● WHAT TO WORK ON:
1. In the article on Microsoft's Institutional Client Platform, which Microsoft product provides the CRM capabilities?
2. Reproduce the article on Microsoft's Institutional Client Platform word for word, from "The new offering" up to and including "systems , says Warford.".
3. Write the next part of the article on Microsoft's Institutional Client Platform, beginning after its final sentence.
Start of DOCUMENT EXCERPT
Microsoft Integrates Turrets

The platform brings together all front-, middle- and back-office activity into a single view of the customer, providing insight into a customer's trading positions across the various product silos and enabling firms to cross-sell additional suitable products, according to officials.

"The overall vision of the Institutional Client Platform is to try to enable all people in financial institutions who touch the customer to have visibility of what the customers are doing," explains Ian Warford, director of securities and capital markets at Microsoft EMEA. By having a single view of the customers across different product silos, firms can find out, for example, how often they trade different products, how profitable they are and classify them according to the Markets in Financial Instruments Directive (Mifid) requirements, he adds.

Today's launch phase of Microsoft ICP focuses on distribution and includes the following services: client on-boarding, event management, customer relationship management (CRM), client classification, client analytics and integrated communications, say officials. Microsoft officials plan to expand the service to areas such as trading services, post-trade services, middle-office and prime brokerage services, as well as the operations department, adds Warford.

The new offering utilizes Microsoft Dynamics for its CRM capabilities; Microsoft Office Communications Server for the integration of communications, and Microsoft Office SharePoint Server; Microsoft Office PerformancePoint Server 2007; the Live Search application programming interface (API) and Microsoft SQL Server for client analytics functionality. The customizable platform can be used as a service and can be integrated into a firm's legacy systems , says Warford.
End of DOCUMENT EXCERPT
Start of ENTRIES SHOWN
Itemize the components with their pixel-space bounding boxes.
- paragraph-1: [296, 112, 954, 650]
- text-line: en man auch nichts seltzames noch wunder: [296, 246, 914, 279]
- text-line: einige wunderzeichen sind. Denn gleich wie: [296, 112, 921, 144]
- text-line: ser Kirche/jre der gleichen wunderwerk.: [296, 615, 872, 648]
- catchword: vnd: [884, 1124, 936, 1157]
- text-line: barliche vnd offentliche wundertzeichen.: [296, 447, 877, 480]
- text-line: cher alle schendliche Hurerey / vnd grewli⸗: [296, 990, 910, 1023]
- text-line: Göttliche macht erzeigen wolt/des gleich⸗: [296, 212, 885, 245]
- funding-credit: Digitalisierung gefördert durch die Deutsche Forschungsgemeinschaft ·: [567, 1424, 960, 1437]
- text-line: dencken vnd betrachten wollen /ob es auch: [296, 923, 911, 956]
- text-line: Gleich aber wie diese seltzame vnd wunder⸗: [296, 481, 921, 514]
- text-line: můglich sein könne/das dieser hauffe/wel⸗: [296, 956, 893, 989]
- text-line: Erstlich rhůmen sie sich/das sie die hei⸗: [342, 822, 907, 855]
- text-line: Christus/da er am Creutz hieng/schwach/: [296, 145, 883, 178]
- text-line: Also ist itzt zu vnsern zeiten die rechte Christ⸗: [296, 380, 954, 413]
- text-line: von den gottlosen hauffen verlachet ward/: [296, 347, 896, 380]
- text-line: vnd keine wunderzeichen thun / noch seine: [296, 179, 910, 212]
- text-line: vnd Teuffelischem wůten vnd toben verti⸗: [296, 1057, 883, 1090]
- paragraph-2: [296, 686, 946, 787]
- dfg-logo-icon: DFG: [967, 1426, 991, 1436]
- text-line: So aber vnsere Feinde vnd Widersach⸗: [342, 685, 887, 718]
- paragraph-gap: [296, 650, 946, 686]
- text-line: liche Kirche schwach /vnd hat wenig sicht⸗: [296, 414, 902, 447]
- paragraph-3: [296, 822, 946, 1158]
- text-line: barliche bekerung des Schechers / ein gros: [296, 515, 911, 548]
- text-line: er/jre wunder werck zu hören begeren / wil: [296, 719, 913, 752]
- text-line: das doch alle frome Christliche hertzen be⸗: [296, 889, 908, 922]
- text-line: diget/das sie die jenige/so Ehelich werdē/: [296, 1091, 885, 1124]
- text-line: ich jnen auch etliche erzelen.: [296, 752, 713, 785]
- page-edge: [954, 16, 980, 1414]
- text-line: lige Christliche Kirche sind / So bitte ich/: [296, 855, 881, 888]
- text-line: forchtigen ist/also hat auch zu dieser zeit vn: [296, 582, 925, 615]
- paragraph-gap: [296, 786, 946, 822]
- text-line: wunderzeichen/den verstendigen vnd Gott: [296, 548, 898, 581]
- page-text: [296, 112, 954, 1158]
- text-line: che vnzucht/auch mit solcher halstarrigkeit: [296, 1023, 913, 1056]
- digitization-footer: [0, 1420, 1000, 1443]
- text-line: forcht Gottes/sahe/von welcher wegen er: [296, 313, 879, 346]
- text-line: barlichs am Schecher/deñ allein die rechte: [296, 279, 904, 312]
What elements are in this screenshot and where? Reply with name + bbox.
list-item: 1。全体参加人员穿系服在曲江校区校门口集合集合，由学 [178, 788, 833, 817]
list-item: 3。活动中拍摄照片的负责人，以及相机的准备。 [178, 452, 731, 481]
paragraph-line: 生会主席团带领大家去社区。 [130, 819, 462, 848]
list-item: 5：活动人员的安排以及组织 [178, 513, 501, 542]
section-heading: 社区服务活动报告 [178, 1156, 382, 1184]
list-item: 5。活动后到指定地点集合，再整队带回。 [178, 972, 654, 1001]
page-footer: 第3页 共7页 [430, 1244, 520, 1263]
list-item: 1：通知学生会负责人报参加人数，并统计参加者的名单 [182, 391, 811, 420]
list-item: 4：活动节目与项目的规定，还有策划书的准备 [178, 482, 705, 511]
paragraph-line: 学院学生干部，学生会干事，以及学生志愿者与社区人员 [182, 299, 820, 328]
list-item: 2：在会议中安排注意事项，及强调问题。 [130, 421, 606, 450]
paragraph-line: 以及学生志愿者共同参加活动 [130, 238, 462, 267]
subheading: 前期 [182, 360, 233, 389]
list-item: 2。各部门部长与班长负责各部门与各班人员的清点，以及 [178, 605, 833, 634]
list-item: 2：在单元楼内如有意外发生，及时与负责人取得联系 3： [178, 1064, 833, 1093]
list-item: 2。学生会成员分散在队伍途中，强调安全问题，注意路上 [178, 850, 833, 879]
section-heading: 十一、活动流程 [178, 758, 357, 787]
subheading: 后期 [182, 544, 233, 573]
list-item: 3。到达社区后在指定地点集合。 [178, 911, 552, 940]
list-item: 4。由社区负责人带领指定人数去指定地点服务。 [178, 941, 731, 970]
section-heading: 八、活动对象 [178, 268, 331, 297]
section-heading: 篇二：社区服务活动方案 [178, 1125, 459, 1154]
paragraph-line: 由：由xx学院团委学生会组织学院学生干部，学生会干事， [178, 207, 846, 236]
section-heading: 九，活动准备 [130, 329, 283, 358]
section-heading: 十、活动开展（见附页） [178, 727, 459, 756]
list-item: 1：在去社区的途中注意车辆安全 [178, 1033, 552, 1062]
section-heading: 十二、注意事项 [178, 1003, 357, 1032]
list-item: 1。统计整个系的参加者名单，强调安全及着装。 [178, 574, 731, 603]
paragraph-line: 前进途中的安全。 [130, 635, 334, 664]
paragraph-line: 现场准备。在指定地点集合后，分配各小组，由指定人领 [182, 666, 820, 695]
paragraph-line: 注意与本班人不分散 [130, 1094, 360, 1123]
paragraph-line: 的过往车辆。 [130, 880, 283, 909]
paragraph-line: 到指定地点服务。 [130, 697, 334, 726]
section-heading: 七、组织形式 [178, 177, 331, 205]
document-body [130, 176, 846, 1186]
End of ENTRIES SHOWN
● EXPECTED RESULTS:
1. Microsoft Dynamics.

2.
The new offering utilizes Microsoft Dynamics for its CRM capabilities; Microsoft Office Communications Server for the integration of communications, and Microsoft Office SharePoint Server; Microsoft Office PerformancePoint Server 2007; the Live Search application programming interface (API) and Microsoft SQL Server for client analytics functionality. The customizable platform can be used as a service and can be integrated into a firm's legacy systems , says Warford.

3.
Microsoft has worked with a number of financial services technology providers in the six months it took to develop ICP. GaleForce Solutions, a provider of CRM software, provides support in the CRM area; Information Management Group (IMGroup), a provider of end-to-end business intelligence, data warehousing and collaborative solutions, is responsible for client analytics functionality; turret and networking services provider IPC is responsible for the integration of the communication infrastructure; and financial services technology applications developer Lab49 is responsible for the delivery, integration and customization of the platform for ICP customers.

The different components are tight up in a front end, explains Vivake Gupta, founder and managing director of Lab49. "The user doesn't know that with that piece of technology they are dealing with three, four or five different technologies," he says. The off-the-shelf software is easily integrated because it is part of the Windows environment, adds Microsoft's Warford.

"We've taken our software and embeded it into the Microsoft platform so, for example, if traders want to make a phone call they go into their customer record, into the ICP, click on a button and, instantly, there's a phone call," explains Colin Silvester, director of product management at IPC.

Over the last 18 months, the financial services industry has been focusing on collaboration and productivity, says Silvester.

The first implementation of ICP went live in September 2007 at London-headquartered agency brokerage Execution Ltd. Microsoft is initially focusing on the European market and plans to target the U.S. and other markets, says Warford, declining to reveal other customer names.